# Input rows
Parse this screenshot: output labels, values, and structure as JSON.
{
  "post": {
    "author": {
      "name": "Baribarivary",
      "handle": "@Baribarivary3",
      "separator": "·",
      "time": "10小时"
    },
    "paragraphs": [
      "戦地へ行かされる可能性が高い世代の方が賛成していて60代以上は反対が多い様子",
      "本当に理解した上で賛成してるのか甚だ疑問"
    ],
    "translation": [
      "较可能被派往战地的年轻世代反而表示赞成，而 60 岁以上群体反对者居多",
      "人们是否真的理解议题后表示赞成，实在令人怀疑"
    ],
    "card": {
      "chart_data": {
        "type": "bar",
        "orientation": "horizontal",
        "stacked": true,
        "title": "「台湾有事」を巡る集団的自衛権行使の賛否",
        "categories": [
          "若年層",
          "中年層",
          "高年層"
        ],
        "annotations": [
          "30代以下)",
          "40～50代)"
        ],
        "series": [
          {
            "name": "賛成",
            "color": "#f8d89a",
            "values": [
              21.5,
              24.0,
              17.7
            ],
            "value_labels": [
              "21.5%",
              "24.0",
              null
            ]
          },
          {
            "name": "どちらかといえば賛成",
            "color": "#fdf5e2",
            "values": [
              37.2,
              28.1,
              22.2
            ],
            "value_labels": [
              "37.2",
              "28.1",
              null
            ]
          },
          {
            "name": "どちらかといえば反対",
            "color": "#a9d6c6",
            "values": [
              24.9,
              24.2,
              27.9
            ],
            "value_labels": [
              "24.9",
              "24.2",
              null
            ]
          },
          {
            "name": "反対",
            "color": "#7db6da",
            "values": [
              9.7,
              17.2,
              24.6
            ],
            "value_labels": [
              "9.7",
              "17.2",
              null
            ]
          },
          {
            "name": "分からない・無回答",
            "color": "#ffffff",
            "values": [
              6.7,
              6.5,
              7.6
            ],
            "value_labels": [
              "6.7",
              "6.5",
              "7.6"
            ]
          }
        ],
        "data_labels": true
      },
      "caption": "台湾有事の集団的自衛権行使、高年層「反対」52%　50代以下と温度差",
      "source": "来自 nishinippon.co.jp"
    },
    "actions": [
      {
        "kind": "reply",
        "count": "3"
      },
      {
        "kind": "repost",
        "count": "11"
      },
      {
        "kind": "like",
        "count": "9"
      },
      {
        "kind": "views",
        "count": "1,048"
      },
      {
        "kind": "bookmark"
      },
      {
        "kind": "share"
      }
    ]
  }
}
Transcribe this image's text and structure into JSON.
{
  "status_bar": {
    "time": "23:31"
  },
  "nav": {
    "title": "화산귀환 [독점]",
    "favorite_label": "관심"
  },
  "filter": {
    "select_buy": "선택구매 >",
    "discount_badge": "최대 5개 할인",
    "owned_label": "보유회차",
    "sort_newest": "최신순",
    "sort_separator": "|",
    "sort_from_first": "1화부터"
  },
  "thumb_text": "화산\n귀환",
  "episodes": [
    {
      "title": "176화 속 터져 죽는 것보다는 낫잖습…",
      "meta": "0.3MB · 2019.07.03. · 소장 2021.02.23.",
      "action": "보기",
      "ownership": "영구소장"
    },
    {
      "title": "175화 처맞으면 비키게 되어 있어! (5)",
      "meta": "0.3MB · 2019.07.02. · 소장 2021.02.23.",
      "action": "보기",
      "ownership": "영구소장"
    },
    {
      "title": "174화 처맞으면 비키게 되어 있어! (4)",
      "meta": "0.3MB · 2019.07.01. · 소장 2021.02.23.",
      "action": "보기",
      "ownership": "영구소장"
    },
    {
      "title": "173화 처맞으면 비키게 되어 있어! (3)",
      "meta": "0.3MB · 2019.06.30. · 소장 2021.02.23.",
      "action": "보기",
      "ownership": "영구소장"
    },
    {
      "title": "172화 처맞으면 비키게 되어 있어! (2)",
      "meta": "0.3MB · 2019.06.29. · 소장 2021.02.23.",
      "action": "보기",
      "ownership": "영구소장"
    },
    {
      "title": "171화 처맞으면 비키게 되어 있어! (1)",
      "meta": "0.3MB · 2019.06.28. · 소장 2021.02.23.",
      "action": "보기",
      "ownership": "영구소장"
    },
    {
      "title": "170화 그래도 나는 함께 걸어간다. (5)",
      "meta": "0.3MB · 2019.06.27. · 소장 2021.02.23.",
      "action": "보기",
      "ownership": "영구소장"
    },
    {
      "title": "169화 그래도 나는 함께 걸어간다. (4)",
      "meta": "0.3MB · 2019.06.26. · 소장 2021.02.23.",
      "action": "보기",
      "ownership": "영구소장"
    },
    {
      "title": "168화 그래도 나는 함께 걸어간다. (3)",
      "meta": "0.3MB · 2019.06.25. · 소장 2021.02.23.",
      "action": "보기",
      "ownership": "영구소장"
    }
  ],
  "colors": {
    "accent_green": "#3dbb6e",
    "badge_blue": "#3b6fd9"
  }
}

# Exercise description
From the material above, copy each line that includes the word "처맞으면".

# Worked solution
      "title": "175화 처맞으면 비키게 되어 있어! (5)",
      "title": "174화 처맞으면 비키게 되어 있어! (4)",
      "title": "173화 처맞으면 비키게 되어 있어! (3)",
      "title": "172화 처맞으면 비키게 되어 있어! (2)",
      "title": "171화 처맞으면 비키게 되어 있어! (1)",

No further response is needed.